What the exercise asks: Going through the material below, please gather all lines with the word "Summary" in them.
..............................
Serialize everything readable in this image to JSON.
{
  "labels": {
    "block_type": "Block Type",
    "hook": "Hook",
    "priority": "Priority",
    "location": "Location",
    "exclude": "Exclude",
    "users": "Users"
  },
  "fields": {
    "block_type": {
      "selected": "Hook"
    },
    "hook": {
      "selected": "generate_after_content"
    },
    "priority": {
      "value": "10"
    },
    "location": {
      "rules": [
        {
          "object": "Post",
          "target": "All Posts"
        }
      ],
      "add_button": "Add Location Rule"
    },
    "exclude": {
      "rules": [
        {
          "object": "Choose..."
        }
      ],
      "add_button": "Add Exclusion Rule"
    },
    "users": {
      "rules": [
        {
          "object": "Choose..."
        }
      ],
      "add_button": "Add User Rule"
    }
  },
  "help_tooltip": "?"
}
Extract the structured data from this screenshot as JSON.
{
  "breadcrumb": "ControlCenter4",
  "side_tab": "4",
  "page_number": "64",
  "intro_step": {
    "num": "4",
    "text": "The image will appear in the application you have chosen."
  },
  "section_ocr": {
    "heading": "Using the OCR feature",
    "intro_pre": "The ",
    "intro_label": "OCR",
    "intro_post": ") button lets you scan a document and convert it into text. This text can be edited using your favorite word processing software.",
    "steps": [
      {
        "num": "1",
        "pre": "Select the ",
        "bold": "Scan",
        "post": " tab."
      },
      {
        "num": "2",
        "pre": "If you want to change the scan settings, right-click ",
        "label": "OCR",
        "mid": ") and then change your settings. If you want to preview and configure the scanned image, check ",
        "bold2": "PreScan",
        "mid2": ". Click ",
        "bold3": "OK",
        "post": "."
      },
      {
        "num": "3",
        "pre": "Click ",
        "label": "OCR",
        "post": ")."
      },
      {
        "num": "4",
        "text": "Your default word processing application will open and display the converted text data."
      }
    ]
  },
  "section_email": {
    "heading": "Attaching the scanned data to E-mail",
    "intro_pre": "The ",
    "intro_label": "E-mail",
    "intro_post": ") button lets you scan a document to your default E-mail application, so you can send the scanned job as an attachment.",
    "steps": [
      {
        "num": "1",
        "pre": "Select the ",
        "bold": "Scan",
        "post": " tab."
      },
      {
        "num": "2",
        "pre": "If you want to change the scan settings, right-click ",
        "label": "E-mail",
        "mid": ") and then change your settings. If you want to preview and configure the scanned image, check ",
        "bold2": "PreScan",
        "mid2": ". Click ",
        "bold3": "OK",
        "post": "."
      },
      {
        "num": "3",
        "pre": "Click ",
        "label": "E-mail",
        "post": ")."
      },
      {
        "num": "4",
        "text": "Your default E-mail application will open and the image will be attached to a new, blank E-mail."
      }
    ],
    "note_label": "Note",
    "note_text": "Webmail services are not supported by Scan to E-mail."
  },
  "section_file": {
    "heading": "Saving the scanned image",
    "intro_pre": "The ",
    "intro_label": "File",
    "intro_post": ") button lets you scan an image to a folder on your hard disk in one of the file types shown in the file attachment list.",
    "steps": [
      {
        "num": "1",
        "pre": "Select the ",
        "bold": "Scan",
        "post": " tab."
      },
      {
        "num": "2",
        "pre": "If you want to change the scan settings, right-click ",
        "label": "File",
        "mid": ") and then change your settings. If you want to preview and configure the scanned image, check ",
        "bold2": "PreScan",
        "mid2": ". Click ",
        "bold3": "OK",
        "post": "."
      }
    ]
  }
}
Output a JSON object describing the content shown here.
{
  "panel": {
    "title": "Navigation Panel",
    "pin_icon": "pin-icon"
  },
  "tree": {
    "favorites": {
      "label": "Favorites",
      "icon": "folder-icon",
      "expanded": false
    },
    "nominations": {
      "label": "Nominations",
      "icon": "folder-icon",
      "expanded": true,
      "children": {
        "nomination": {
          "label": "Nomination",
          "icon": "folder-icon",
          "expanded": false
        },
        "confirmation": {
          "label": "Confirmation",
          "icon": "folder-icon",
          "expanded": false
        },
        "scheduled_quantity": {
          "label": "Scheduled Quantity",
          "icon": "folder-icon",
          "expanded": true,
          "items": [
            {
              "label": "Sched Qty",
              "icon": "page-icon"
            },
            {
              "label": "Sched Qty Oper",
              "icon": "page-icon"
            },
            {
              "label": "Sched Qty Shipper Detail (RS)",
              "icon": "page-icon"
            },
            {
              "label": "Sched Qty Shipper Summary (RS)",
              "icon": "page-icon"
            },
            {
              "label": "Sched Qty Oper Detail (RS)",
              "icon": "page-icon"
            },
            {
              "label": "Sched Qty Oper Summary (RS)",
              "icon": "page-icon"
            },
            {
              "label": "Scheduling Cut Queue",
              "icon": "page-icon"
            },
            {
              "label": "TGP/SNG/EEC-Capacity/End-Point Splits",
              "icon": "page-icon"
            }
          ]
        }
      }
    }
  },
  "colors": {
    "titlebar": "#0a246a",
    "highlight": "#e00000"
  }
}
..............................
Answer to this task:
              "label": "Sched Qty Shipper Summary (RS)",
              "label": "Sched Qty Oper Summary (RS)",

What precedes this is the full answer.